> _Problem description_:
Copy out the records precisely, omitting pictures.

> _Stored data_:
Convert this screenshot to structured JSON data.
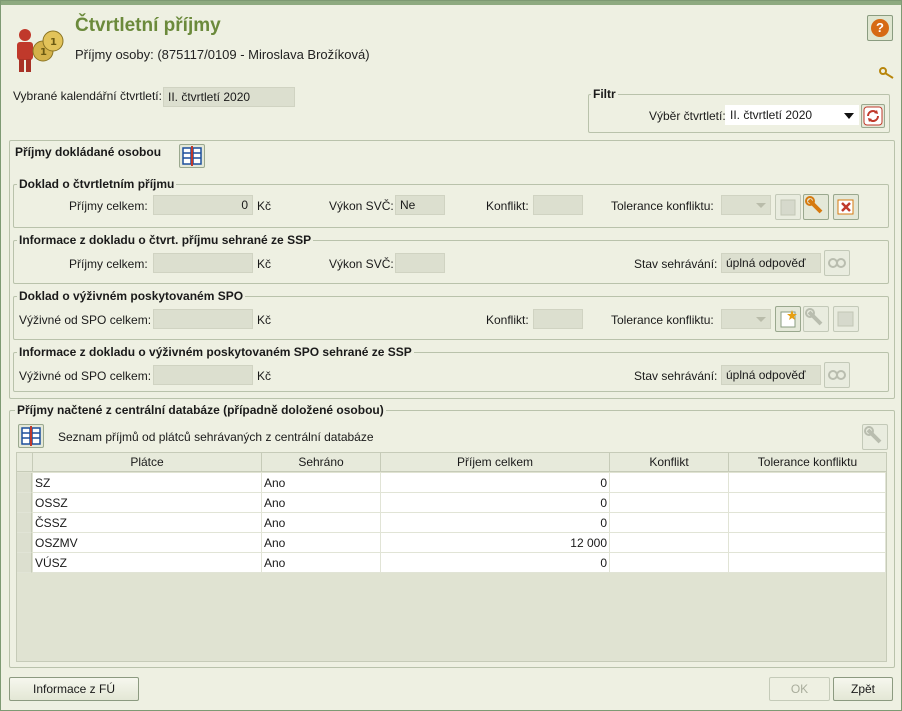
{
  "header": {
    "title": "Čtvrtletní příjmy",
    "subtitle": "Příjmy osoby: (875117/0109 - Miroslava Brožíková)"
  },
  "selection": {
    "label": "Vybrané kalendářní čtvrtletí:",
    "value": "II. čtvrtletí 2020"
  },
  "filter": {
    "legend": "Filtr",
    "quarter_label": "Výběr čtvrtletí:",
    "quarter_value": "II. čtvrtletí 2020"
  },
  "documented": {
    "title": "Příjmy dokládané osobou",
    "quarterly_doc": {
      "legend": "Doklad o čtvrtletním příjmu",
      "income_label": "Příjmy celkem:",
      "income_value": "0",
      "currency": "Kč",
      "svc_label": "Výkon SVČ:",
      "svc_value": "Ne",
      "conflict_label": "Konflikt:",
      "conflict_value": "",
      "tolerance_label": "Tolerance konfliktu:"
    },
    "quarterly_ssp": {
      "legend": "Informace z dokladu o čtvrt. příjmu sehrané ze SSP",
      "income_label": "Příjmy celkem:",
      "income_value": "",
      "currency": "Kč",
      "svc_label": "Výkon SVČ:",
      "svc_value": "",
      "match_label": "Stav sehrávání:",
      "match_value": "úplná odpověď"
    },
    "alimony_doc": {
      "legend": "Doklad o výživném poskytovaném SPO",
      "alimony_label": "Výživné od SPO celkem:",
      "alimony_value": "",
      "currency": "Kč",
      "conflict_label": "Konflikt:",
      "conflict_value": "",
      "tolerance_label": "Tolerance konfliktu:"
    },
    "alimony_ssp": {
      "legend": "Informace z dokladu o výživném poskytovaném SPO sehrané ze SSP",
      "alimony_label": "Výživné od SPO celkem:",
      "alimony_value": "",
      "currency": "Kč",
      "match_label": "Stav sehrávání:",
      "match_value": "úplná odpověď"
    }
  },
  "central": {
    "legend": "Příjmy načtené z centrální databáze (případně doložené osobou)",
    "list_title": "Seznam příjmů od plátců sehrávaných z centrální databáze",
    "columns": [
      "Plátce",
      "Sehráno",
      "Příjem celkem",
      "Konflikt",
      "Tolerance konfliktu"
    ],
    "rows": [
      [
        "SZ",
        "Ano",
        "0",
        "",
        ""
      ],
      [
        "OSSZ",
        "Ano",
        "0",
        "",
        ""
      ],
      [
        "ČSSZ",
        "Ano",
        "0",
        "",
        ""
      ],
      [
        "OSZMV",
        "Ano",
        "12 000",
        "",
        ""
      ],
      [
        "VÚSZ",
        "Ano",
        "0",
        "",
        ""
      ]
    ]
  },
  "footer": {
    "info_button": "Informace z FÚ",
    "ok_button": "OK",
    "back_button": "Zpět"
  }
}
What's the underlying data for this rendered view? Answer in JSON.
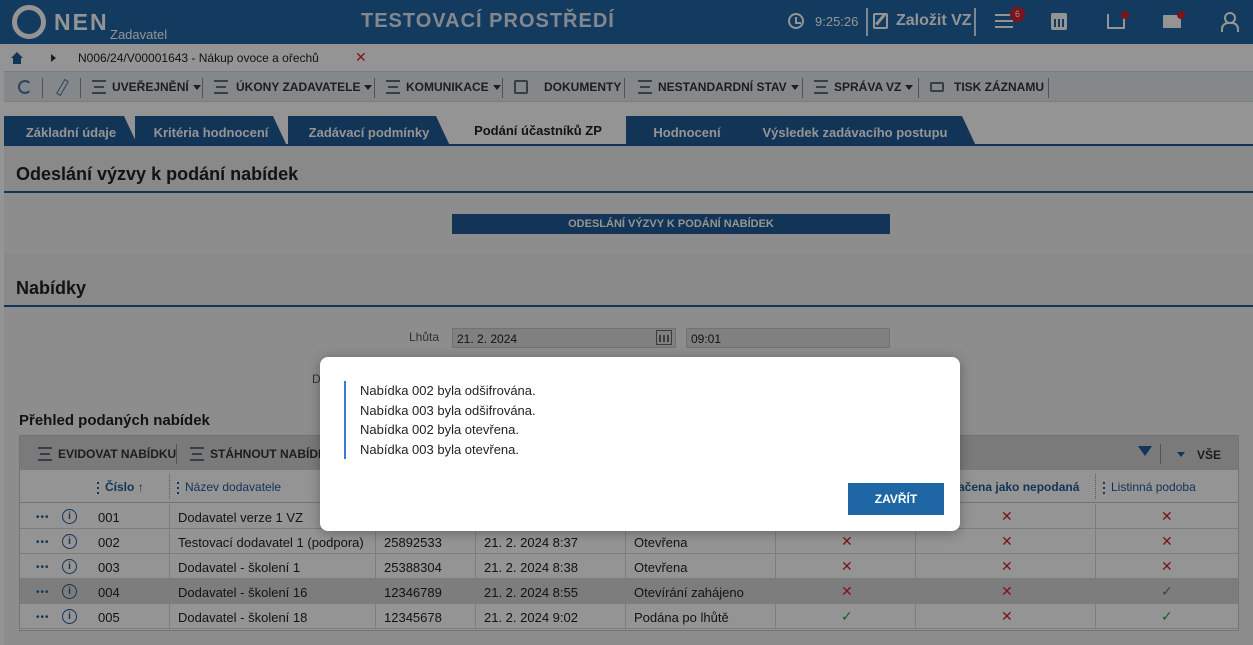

> _Output_:
Convert this screenshot to structured JSON data.
{
  "header": {
    "title": "Čtvrtletní příjmy",
    "subtitle": "Příjmy osoby: (875117/0109 - Miroslava Brožíková)"
  },
  "selection": {
    "label": "Vybrané kalendářní čtvrtletí:",
    "value": "II. čtvrtletí 2020"
  },
  "filter": {
    "legend": "Filtr",
    "quarter_label": "Výběr čtvrtletí:",
    "quarter_value": "II. čtvrtletí 2020"
  },
  "documented": {
    "title": "Příjmy dokládané osobou",
    "quarterly_doc": {
      "legend": "Doklad o čtvrtletním příjmu",
      "income_label": "Příjmy celkem:",
      "income_value": "0",
      "currency": "Kč",
      "svc_label": "Výkon SVČ:",
      "svc_value": "Ne",
      "conflict_label": "Konflikt:",
      "conflict_value": "",
      "tolerance_label": "Tolerance konfliktu:"
    },
    "quarterly_ssp": {
      "legend": "Informace z dokladu o čtvrt. příjmu sehrané ze SSP",
      "income_label": "Příjmy celkem:",
      "income_value": "",
      "currency": "Kč",
      "svc_label": "Výkon SVČ:",
      "svc_value": "",
      "match_label": "Stav sehrávání:",
      "match_value": "úplná odpověď"
    },
    "alimony_doc": {
      "legend": "Doklad o výživném poskytovaném SPO",
      "alimony_label": "Výživné od SPO celkem:",
      "alimony_value": "",
      "currency": "Kč",
      "conflict_label": "Konflikt:",
      "conflict_value": "",
      "tolerance_label": "Tolerance konfliktu:"
    },
    "alimony_ssp": {
      "legend": "Informace z dokladu o výživném poskytovaném SPO sehrané ze SSP",
      "alimony_label": "Výživné od SPO celkem:",
      "alimony_value": "",
      "currency": "Kč",
      "match_label": "Stav sehrávání:",
      "match_value": "úplná odpověď"
    }
  },
  "central": {
    "legend": "Příjmy načtené z centrální databáze (případně doložené osobou)",
    "list_title": "Seznam příjmů od plátců sehrávaných z centrální databáze",
    "columns": [
      "Plátce",
      "Sehráno",
      "Příjem celkem",
      "Konflikt",
      "Tolerance konfliktu"
    ],
    "rows": [
      [
        "SZ",
        "Ano",
        "0",
        "",
        ""
      ],
      [
        "OSSZ",
        "Ano",
        "0",
        "",
        ""
      ],
      [
        "ČSSZ",
        "Ano",
        "0",
        "",
        ""
      ],
      [
        "OSZMV",
        "Ano",
        "12 000",
        "",
        ""
      ],
      [
        "VÚSZ",
        "Ano",
        "0",
        "",
        ""
      ]
    ]
  },
  "footer": {
    "info_button": "Informace z FÚ",
    "ok_button": "OK",
    "back_button": "Zpět"
  }
}
What's the underlying data for this rendered view? Answer in JSON.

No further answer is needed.